Re: (L) Prelim RFR: 8132510: Replace ThreadLocalStorage with compiler/language-based thread-local variables

David Holmes Tue, 10 Nov 2015 03:27:35 -0800

Sorry the formatting of the replies is getting totally screwed up now :(


On 10/11/2015 8:20 PM, Thomas Stüfe wrote:

Hi David,

On Fri, Nov 6, 2015 at 11:20 PM, David Holmes <[email protected]
<mailto:[email protected]>> wrote:

    On 6/11/2015 9:52 PM, Thomas Stüfe wrote:

        Hi David,

        On Fri, Nov 6, 2015 at 7:26 AM, David Holmes
        <[email protected] <mailto:[email protected]>
        <mailto:[email protected]
        <mailto:[email protected]>>> wrote:

             Hi Jeremy,

             Okay I have read:

        https://sourceware.org/glibc/wiki/TLSandSignals

             and the tree of mail postings referenced therefrom - great
        reading! :)

             So basic problem: access to __thread variables is not
        async-signal-safe

             Exacerbator to problem: first attempt to even read a __thread
             variable can lead to allocation which is the real problem in
             relation to async-signal-safety

             I mention the exacerbator because pthread_getspecific and
             pthread_setSpecific are also not async-signal-safe but we
        already
             use them. However, pthread_getspecific is in fact (per
        email threads
             linked above) effectively async-signal-safe, and further a
        call to
             pthread_getspecific never results in a call to
        pthread_setspecific
             or an allocation. Hence the pthread functions are almost,
        if not
             completely, safe in practice with reasonable uses (ie only
        read from
             signal handler). Which explain this code in existing
        Thread::current()

             #ifdef PARANOID
                // Signal handler should call
        ThreadLocalStorage::get_thread_slow()

==========

DIRECTION 1 | Print the email on thread-local storage from "On Fri, Nov 6, 2015 at 7:26" up to and including "reading! :)".
DIRECTION 2 | In the email on thread-local storage, which wiki page does the writer say he has read?
DIRECTION 3 | Please go on with the email on thread-local storage from the point where it stops.
The records have nothing to do with this.

Records:
==========

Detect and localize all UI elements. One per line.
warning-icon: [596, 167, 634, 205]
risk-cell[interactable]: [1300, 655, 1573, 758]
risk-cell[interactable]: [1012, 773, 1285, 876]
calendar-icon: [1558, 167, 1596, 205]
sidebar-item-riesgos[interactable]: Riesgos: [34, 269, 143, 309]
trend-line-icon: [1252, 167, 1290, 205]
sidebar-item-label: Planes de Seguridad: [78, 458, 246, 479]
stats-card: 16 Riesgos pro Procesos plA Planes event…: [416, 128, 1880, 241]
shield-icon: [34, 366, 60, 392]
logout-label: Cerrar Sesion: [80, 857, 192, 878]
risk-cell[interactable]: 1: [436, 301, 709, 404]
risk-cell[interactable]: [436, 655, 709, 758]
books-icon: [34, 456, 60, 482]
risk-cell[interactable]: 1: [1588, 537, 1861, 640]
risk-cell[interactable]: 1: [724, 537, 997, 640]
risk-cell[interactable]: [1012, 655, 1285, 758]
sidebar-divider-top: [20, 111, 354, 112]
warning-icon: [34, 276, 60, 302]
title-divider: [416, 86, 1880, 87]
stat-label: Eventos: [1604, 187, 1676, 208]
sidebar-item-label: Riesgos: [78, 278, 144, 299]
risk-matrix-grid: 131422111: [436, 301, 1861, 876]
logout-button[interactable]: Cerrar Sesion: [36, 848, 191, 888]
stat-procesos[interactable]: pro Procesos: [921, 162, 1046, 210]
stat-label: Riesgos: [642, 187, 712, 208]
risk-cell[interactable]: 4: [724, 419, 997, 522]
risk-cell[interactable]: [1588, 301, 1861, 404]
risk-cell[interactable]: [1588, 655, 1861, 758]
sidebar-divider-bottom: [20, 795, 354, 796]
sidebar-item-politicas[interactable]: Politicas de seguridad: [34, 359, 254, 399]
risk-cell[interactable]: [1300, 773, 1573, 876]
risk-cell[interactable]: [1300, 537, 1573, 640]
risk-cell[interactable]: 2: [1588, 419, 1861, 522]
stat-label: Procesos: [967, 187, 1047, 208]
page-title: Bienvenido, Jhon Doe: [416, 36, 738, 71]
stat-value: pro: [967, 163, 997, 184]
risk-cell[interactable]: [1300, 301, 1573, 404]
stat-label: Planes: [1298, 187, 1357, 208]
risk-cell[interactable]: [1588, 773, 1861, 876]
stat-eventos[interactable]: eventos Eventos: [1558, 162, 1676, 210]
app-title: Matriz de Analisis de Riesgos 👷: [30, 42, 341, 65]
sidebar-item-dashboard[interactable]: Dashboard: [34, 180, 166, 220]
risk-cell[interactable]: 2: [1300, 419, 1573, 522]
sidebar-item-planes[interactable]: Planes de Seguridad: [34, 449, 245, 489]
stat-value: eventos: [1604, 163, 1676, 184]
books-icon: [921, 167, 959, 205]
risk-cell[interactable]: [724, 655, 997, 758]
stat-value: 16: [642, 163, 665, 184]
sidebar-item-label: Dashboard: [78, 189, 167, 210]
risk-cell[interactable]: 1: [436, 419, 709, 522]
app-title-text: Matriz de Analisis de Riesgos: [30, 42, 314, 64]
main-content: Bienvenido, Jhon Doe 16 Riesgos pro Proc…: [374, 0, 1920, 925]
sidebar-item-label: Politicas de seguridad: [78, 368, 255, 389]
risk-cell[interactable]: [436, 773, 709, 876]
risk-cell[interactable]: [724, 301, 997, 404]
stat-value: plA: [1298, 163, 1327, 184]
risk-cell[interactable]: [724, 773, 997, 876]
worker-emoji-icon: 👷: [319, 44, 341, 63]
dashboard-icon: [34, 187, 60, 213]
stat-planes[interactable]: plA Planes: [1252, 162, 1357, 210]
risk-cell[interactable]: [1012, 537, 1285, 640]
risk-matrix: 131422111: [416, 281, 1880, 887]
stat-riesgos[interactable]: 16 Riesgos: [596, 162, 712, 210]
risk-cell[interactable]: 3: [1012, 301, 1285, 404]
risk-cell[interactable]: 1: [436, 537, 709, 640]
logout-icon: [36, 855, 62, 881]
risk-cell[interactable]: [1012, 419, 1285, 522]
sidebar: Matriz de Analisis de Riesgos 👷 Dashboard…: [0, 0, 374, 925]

==========

WRITTEN RESPONSE 1 |
On Fri, Nov 6, 2015 at 7:26 AM, David Holmes
        <[email protected] <mailto:[email protected]>
        <mailto:[email protected]
        <mailto:[email protected]>>> wrote:

             Hi Jeremy,

             Okay I have read:

        https://sourceware.org/glibc/wiki/TLSandSignals

             and the tree of mail postings referenced therefrom - great
        reading! :)

WRITTEN RESPONSE 2 | https://sourceware.org/glibc/wiki/TLSandSignals

WRITTEN RESPONSE 3 |
                Thread* t = ThreadLocalStorage::get_thread_slow();
                assert(t != NULL && !t->is_inside_signal_handler(),
                       "Don't use Thread::current() inside signal handler");
             #endif

             So problem scenario is: use of __thread variable (that
        belongs to
             the shared-library) in a signal handler.

             Solution 0: don't do that. Seriously - like any other
             async-signal-unsafe stuff we should not be using it in real
        signal
             handlers. The crash handler is a different matter - we try
        all sorts
             there because it might work and you can't die twice.

             Otherwise: narrow the window of exposure.

             1. We ensure we initialize thread_current (even with a
        dummy value)
             as early as possible in the thread that loads libjvm. As we
        have no
             signal handlers installed at that point that might use the same
             variable, we can not hit the problem scenario.

             2. We ensure we initialize thread_current in a new thread
        with all
             signals blocked. This again avoids the problem scenario.

             3. We initialize thread_current in an attaching thread as
        soon as
             possible and we again first block all signals.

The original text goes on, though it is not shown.